RECORDS SHOWN =
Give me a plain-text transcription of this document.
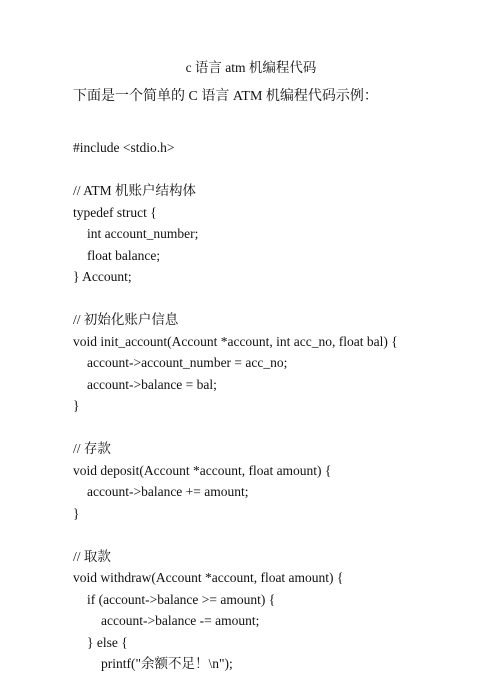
c 语言 atm 机编程代码
下面是一个简单的 C 语言 ATM 机编程代码示例：
#include <stdio.h>
// ATM 机账户结构体
typedef struct {
int account_number;
float balance;
} Account;
// 初始化账户信息
void init_account(Account *account, int acc_no, float bal) {
account->account_number = acc_no;
account->balance = bal;
}
// 存款
void deposit(Account *account, float amount) {
account->balance += amount;
}
// 取款
void withdraw(Account *account, float amount) {
if (account->balance >= amount) {
account->balance -= amount;
} else {
printf("余额不足！\n");
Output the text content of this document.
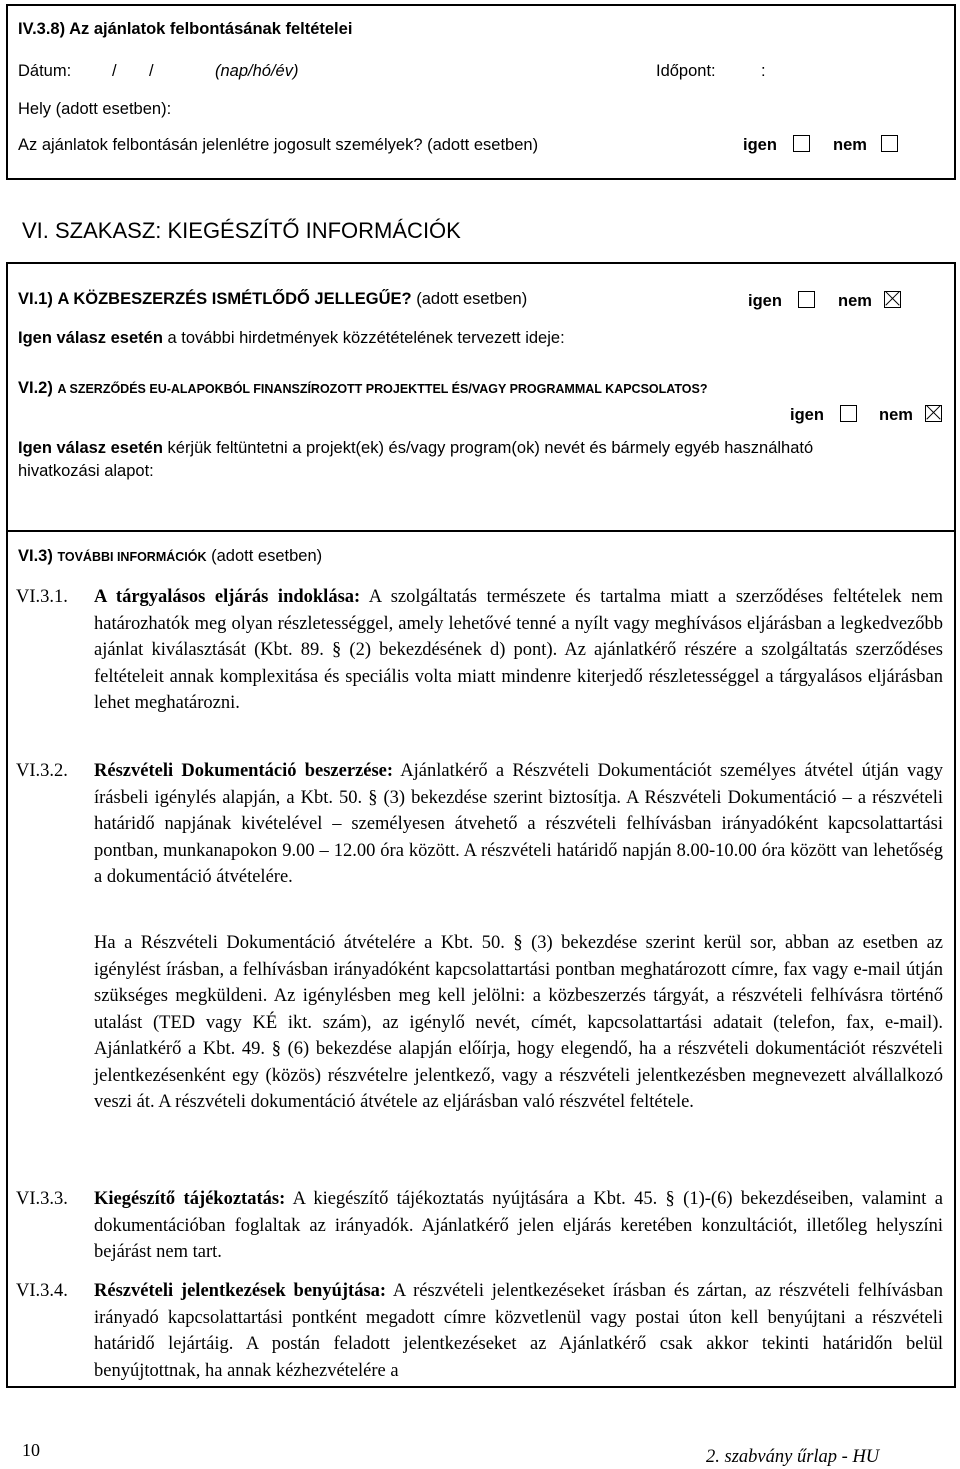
IV.3.8) Az ajánlatok felbontásának feltételei
Dátum: / /	(nap/hó/év)	Időpont:	:
Hely (adott esetben):
Az ajánlatok felbontásán jelenlétre jogosult személyek? (adott esetben)	igen	nem
VI. SZAKASZ: KIEGÉSZÍTŐ INFORMÁCIÓK
VI.1) A KÖZBESZERZÉS ISMÉTLŐDŐ JELLEGŰE? (adott esetben)	igen	nem
Igen válasz esetén a további hirdetmények közzétételének tervezett ideje:
VI.2) A SZERZŐDÉS EU-ALAPOKBÓL FINANSZÍROZOTT PROJEKTTEL ÉS/VAGY PROGRAMMAL KAPCSOLATOS?
igen	nem
Igen válasz esetén kérjük feltüntetni a projekt(ek) és/vagy program(ok) nevét és bármely egyéb használható
hivatkozási alapot:
VI.3) TOVÁBBI INFORMÁCIÓK (adott esetben)
VI.3.1. A tárgyalásos eljárás indoklása: A szolgáltatás természete és tartalma miatt a szerződéses feltételek nem határozhatók meg olyan részletességgel, amely lehetővé tenné a nyílt vagy meghívásos eljárásban a legkedvezőbb ajánlat kiválasztását (Kbt. 89. § (2) bekezdésének d) pont). Az ajánlatkérő részére a szolgáltatás szerződéses feltételeit annak komplexitása és speciális volta miatt mindenre kiterjedő részletességgel a tárgyalásos eljárásban lehet meghatározni.
VI.3.2. Részvételi Dokumentáció beszerzése: Ajánlatkérő a Részvételi Dokumentációt személyes átvétel útján vagy írásbeli igénylés alapján, a Kbt. 50. § (3) bekezdése szerint biztosítja. A Részvételi Dokumentáció – a részvételi határidő napjának kivételével – személyesen átvehető a részvételi felhívásban irányadóként kapcsolattartási pontban, munkanapokon 9.00 – 12.00 óra között. A részvételi határidő napján 8.00-10.00 óra között van lehetőség a dokumentáció átvételére.
Ha a Részvételi Dokumentáció átvételére a Kbt. 50. § (3) bekezdése szerint kerül sor, abban az esetben az igénylést írásban, a felhívásban irányadóként kapcsolattartási pontban meghatározott címre, fax vagy e-mail útján szükséges megküldeni. Az igénylésben meg kell jelölni: a közbeszerzés tárgyát, a részvételi felhívásra történő utalást (TED vagy KÉ ikt. szám), az igénylő nevét, címét, kapcsolattartási adatait (telefon, fax, e-mail). Ajánlatkérő a Kbt. 49. § (6) bekezdése alapján előírja, hogy elegendő, ha a részvételi dokumentációt részvételi jelentkezésenként egy (közös) részvételre jelentkező, vagy a részvételi jelentkezésben megnevezett alvállalkozó veszi át. A részvételi dokumentáció átvétele az eljárásban való részvétel feltétele.
VI.3.3. Kiegészítő tájékoztatás: A kiegészítő tájékoztatás nyújtására a Kbt. 45. § (1)-(6) bekezdéseiben, valamint a dokumentációban foglaltak az irányadók. Ajánlatkérő jelen eljárás keretében konzultációt, illetőleg helyszíni bejárást nem tart.
VI.3.4. Részvételi jelentkezések benyújtása: A részvételi jelentkezéseket írásban és zártan, az részvételi felhívásban irányadó kapcsolattartási pontként megadott címre közvetlenül vagy postai úton kell benyújtani a részvételi határidő lejártáig. A postán feladott jelentkezéseket az Ajánlatkérő csak akkor tekinti határidőn belül benyújtottnak, ha annak kézhezvételére a
10	2. szabvány űrlap - HU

TASK = Of all the lines in the data above, state how many include "INFORMÁCIÓK". Say only the number.

THE RESULT = 2